Objective
Copy each line below in which the word "MESTNA" occurs.

▬▬▬▬▬▬

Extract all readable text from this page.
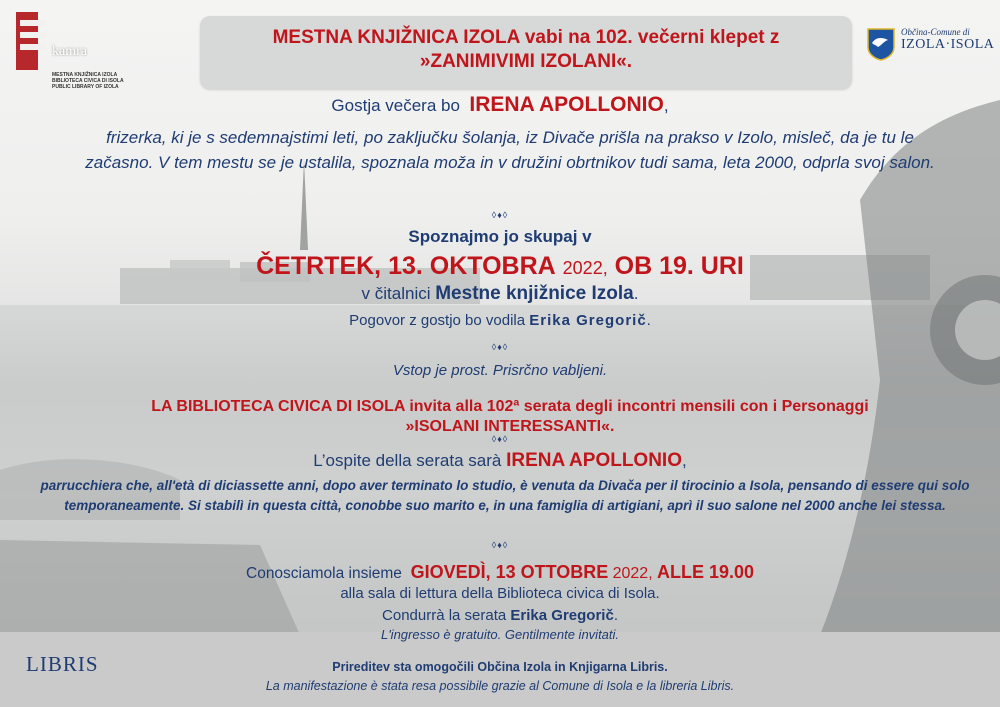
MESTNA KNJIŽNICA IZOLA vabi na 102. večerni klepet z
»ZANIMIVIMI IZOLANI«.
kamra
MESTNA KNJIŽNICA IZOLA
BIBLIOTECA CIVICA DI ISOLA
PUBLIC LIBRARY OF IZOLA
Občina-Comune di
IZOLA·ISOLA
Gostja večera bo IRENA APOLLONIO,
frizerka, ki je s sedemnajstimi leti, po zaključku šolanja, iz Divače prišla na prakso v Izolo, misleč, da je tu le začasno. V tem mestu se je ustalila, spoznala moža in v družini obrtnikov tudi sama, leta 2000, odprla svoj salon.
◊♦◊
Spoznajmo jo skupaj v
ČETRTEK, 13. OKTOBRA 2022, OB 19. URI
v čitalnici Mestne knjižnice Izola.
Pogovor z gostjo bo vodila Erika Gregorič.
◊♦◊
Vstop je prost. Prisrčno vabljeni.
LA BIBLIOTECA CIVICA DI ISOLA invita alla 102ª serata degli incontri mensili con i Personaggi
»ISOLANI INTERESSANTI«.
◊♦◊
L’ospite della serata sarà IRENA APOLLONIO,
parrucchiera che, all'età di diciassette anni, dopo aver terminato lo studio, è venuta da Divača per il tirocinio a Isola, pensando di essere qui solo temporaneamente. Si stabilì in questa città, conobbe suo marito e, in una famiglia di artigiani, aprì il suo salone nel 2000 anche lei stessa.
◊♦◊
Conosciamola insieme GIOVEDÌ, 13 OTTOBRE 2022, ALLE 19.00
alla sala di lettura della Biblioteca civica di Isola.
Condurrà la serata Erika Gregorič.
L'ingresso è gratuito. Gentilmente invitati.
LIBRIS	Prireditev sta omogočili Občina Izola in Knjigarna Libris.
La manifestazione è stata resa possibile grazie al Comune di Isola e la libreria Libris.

▬▬▬▬▬▬

Task answer
MESTNA KNJIŽNICA IZOLA vabi na 102. večerni klepet z
MESTNA KNJIŽNICA IZOLA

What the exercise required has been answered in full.